STATED GOAL: Each line containing the word "France" should be found and copied.
--- Start ---
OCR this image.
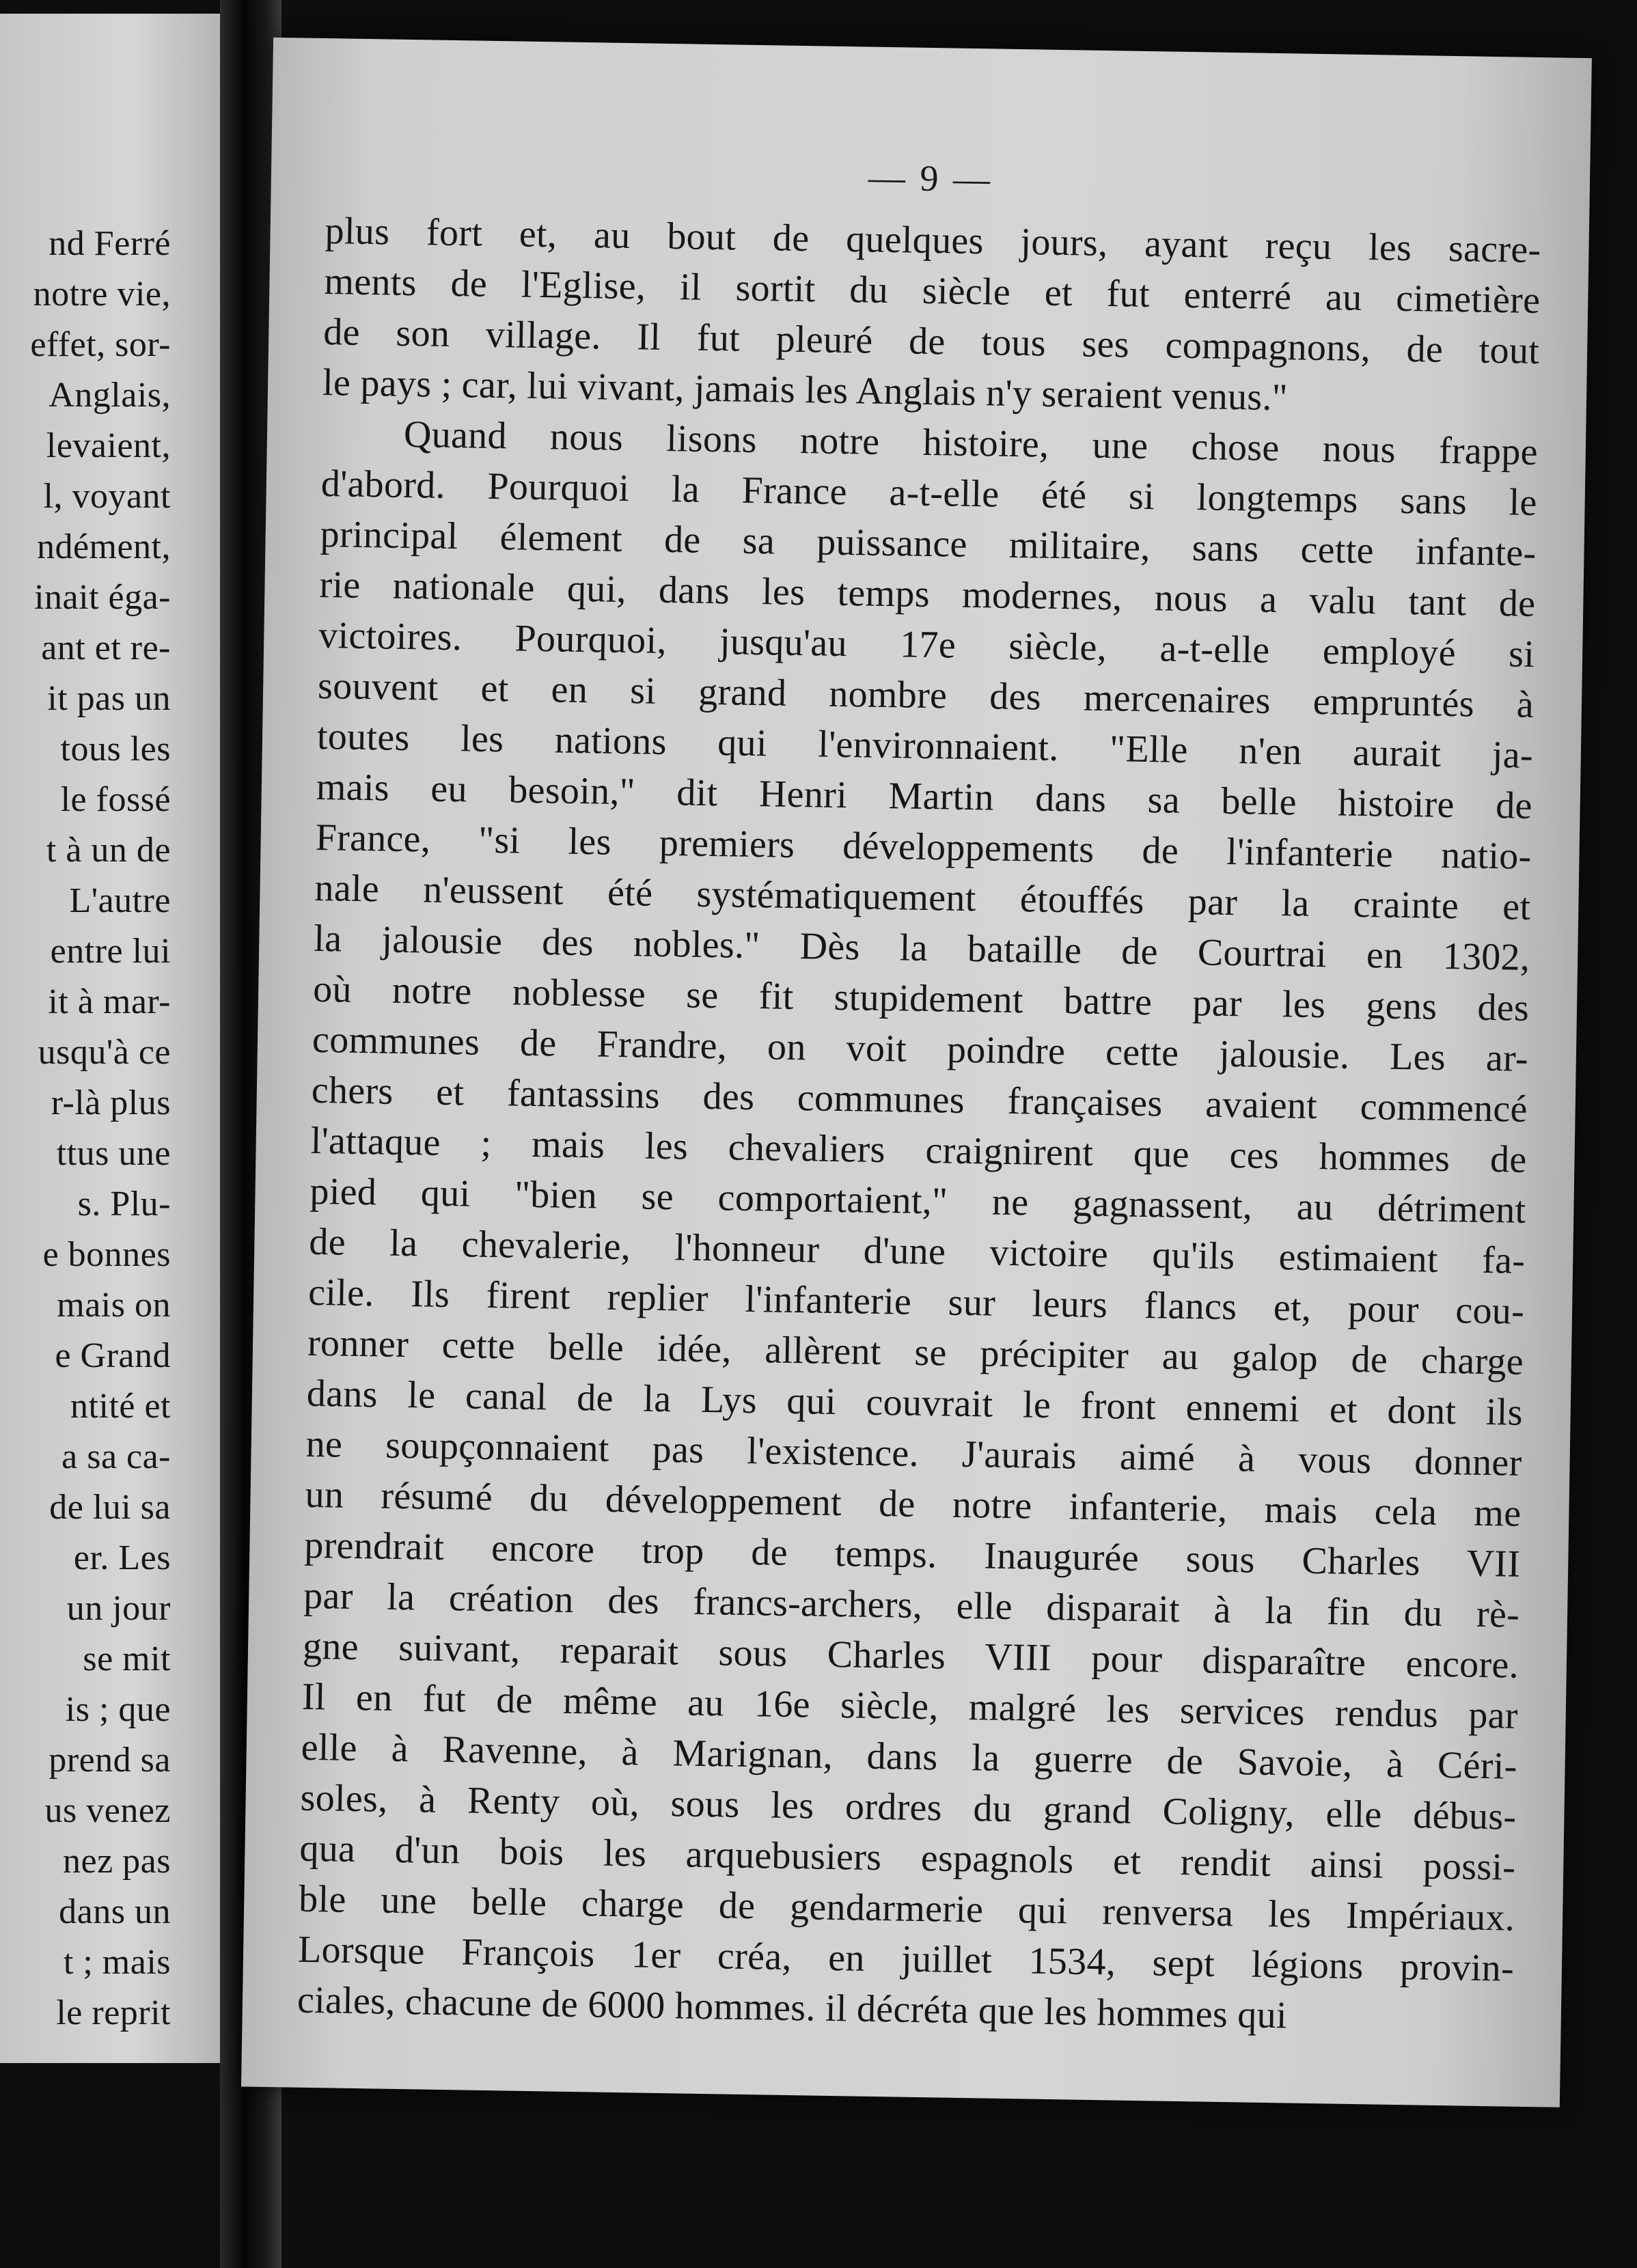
nd Ferré
notre vie,
effet, sor-
Anglais,
levaient,
l, voyant
ndément,
inait éga-
ant et re-
it pas un
tous les
le fossé
t à un de
L'autre
entre lui
it à mar-
usqu'à ce
r-là plus
ttus une
s. Plu-
e bonnes
mais on
e Grand
ntité et
a sa ca-
de lui sa
er. Les
un jour
se mit
is ; que
prend sa
us venez
nez pas
dans un
t ; mais
le reprit
— 9 —
plus fort et, au bout de quelques jours, ayant reçu les sacre-
ments de l'Eglise, il sortit du siècle et fut enterré au cimetière
de son village. Il fut pleuré de tous ses compagnons, de tout
le pays ; car, lui vivant, jamais les Anglais n'y seraient venus."
Quand nous lisons notre histoire, une chose nous frappe
d'abord. Pourquoi la France a-t-elle été si longtemps sans le
principal élement de sa puissance militaire, sans cette infante-
rie nationale qui, dans les temps modernes, nous a valu tant de
victoires. Pourquoi, jusqu'au 17e siècle, a-t-elle employé si
souvent et en si grand nombre des mercenaires empruntés à
toutes les nations qui l'environnaient. "Elle n'en aurait ja-
mais eu besoin," dit Henri Martin dans sa belle histoire de
France, "si les premiers développements de l'infanterie natio-
nale n'eussent été systématiquement étouffés par la crainte et
la jalousie des nobles." Dès la bataille de Courtrai en 1302,
où notre noblesse se fit stupidement battre par les gens des
communes de Frandre, on voit poindre cette jalousie. Les ar-
chers et fantassins des communes françaises avaient commencé
l'attaque ; mais les chevaliers craignirent que ces hommes de
pied qui "bien se comportaient," ne gagnassent, au détriment
de la chevalerie, l'honneur d'une victoire qu'ils estimaient fa-
cile. Ils firent replier l'infanterie sur leurs flancs et, pour cou-
ronner cette belle idée, allèrent se précipiter au galop de charge
dans le canal de la Lys qui couvrait le front ennemi et dont ils
ne soupçonnaient pas l'existence. J'aurais aimé à vous donner
un résumé du développement de notre infanterie, mais cela me
prendrait encore trop de temps. Inaugurée sous Charles VII
par la création des francs-archers, elle disparait à la fin du rè-
gne suivant, reparait sous Charles VIII pour disparaître encore.
Il en fut de même au 16e siècle, malgré les services rendus par
elle à Ravenne, à Marignan, dans la guerre de Savoie, à Céri-
soles, à Renty où, sous les ordres du grand Coligny, elle débus-
qua d'un bois les arquebusiers espagnols et rendit ainsi possi-
ble une belle charge de gendarmerie qui renversa les Impériaux.
Lorsque François 1er créa, en juillet 1534, sept légions provin-
ciales, chacune de 6000 hommes. il décréta que les hommes qui
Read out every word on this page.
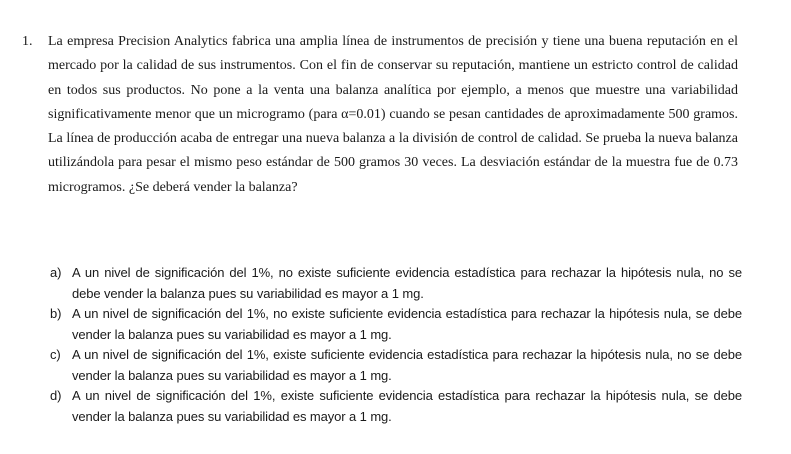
1.	La empresa Precision Analytics fabrica una amplia línea de instrumentos de precisión y tiene una buena reputación en el mercado por la calidad de sus instrumentos. Con el fin de conservar su reputación, mantiene un estricto control de calidad en todos sus productos. No pone a la venta una balanza analítica por ejemplo, a menos que muestre una variabilidad significativamente menor que un microgramo (para α=0.01) cuando se pesan cantidades de aproximadamente 500 gramos. La línea de producción acaba de entregar una nueva balanza a la división de control de calidad. Se prueba la nueva balanza utilizándola para pesar el mismo peso estándar de 500 gramos 30 veces. La desviación estándar de la muestra fue de 0.73 microgramos. ¿Se deberá vender la balanza?
a) A un nivel de significación del 1%, no existe suficiente evidencia estadística para rechazar la hipótesis nula, no se debe vender la balanza pues su variabilidad es mayor a 1 mg.
b) A un nivel de significación del 1%, no existe suficiente evidencia estadística para rechazar la hipótesis nula, se debe vender la balanza pues su variabilidad es mayor a 1 mg.
c) A un nivel de significación del 1%, existe suficiente evidencia estadística para rechazar la hipótesis nula, no se debe vender la balanza pues su variabilidad es mayor a 1 mg.
d) A un nivel de significación del 1%, existe suficiente evidencia estadística para rechazar la hipótesis nula, se debe vender la balanza pues su variabilidad es mayor a 1 mg.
--- End ---
SOLVED PROBLEM:
d'abord. Pourquoi la France a-t-elle été si longtemps sans le
France, "si les premiers développements de l'infanterie natio-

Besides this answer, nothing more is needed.